#### GIVEN RECORDS:

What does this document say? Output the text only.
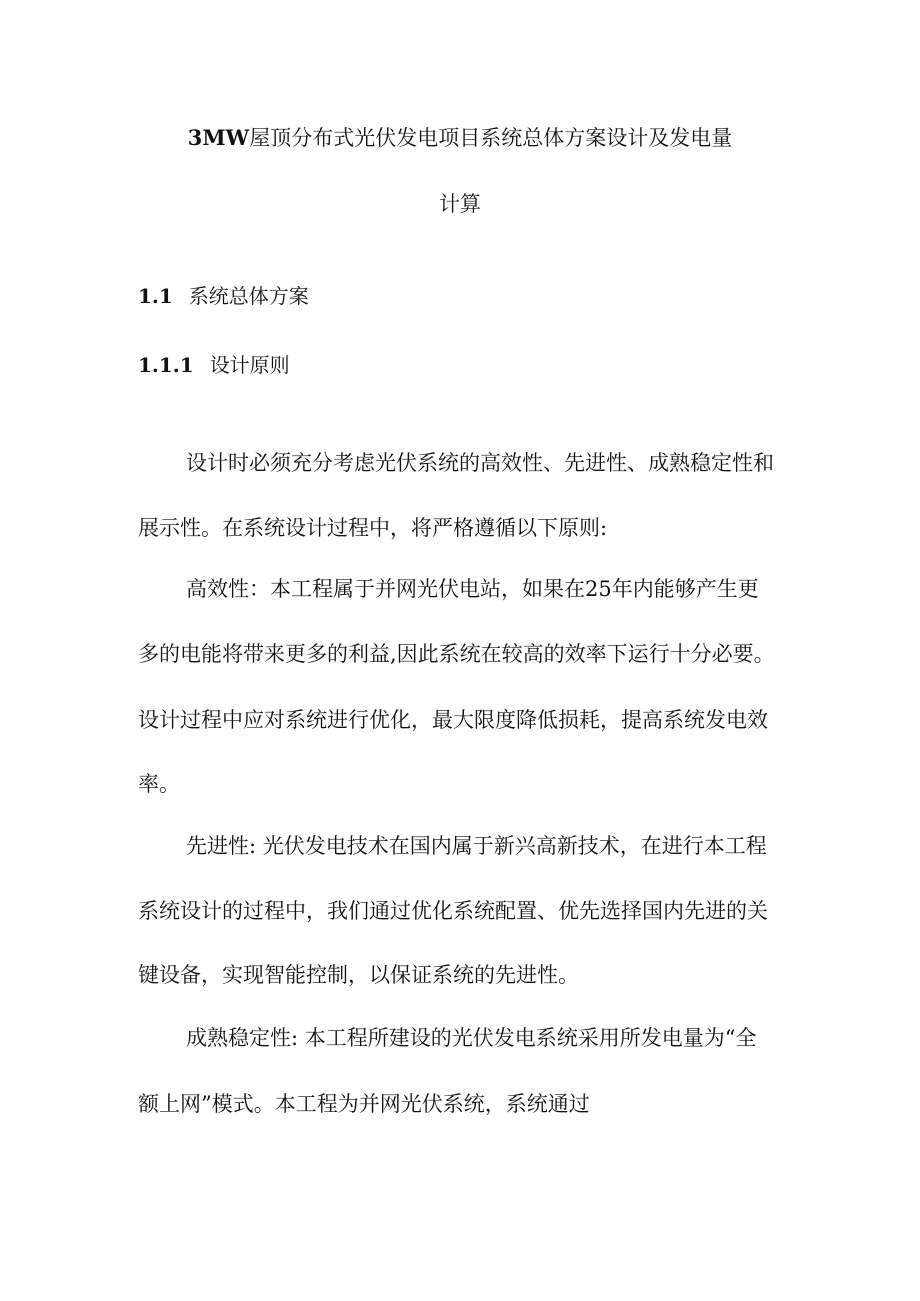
3MW屋顶分布式光伏发电项目系统总体方案设计及发电量
计算
1.1 系统总体方案
1.1.1 设计原则
设计时必须充分考虑光伏系统的高效性、先进性、成熟稳定性和
展示性。在系统设计过程中，将严格遵循以下原则:
高效性：本工程属于并网光伏电站，如果在25年内能够产生更
多的电能将带来更多的利益,因此系统在较高的效率下运行十分必要。
设计过程中应对系统进行优化，最大限度降低损耗，提高系统发电效
率。
先进性: 光伏发电技术在国内属于新兴高新技术，在进行本工程
系统设计的过程中，我们通过优化系统配置、优先选择国内先进的关
键设备，实现智能控制，以保证系统的先进性。
成熟稳定性: 本工程所建设的光伏发电系统采用所发电量为“全
额上网”模式。本工程为并网光伏系统，系统通过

#### GIVEN TASK:
The material above holds pictures; copy everything else in it exactly.

#### TASK OUTPUT:
What does this document say? Output the text only.
3MW屋顶分布式光伏发电项目系统总体方案设计及发电量
计算
1.1 系统总体方案
1.1.1 设计原则
设计时必须充分考虑光伏系统的高效性、先进性、成熟稳定性和
展示性。在系统设计过程中，将严格遵循以下原则:
高效性：本工程属于并网光伏电站，如果在25年内能够产生更
多的电能将带来更多的利益,因此系统在较高的效率下运行十分必要。
设计过程中应对系统进行优化，最大限度降低损耗，提高系统发电效
率。
先进性: 光伏发电技术在国内属于新兴高新技术，在进行本工程
系统设计的过程中，我们通过优化系统配置、优先选择国内先进的关
键设备，实现智能控制，以保证系统的先进性。
成熟稳定性: 本工程所建设的光伏发电系统采用所发电量为“全
额上网”模式。本工程为并网光伏系统，系统通过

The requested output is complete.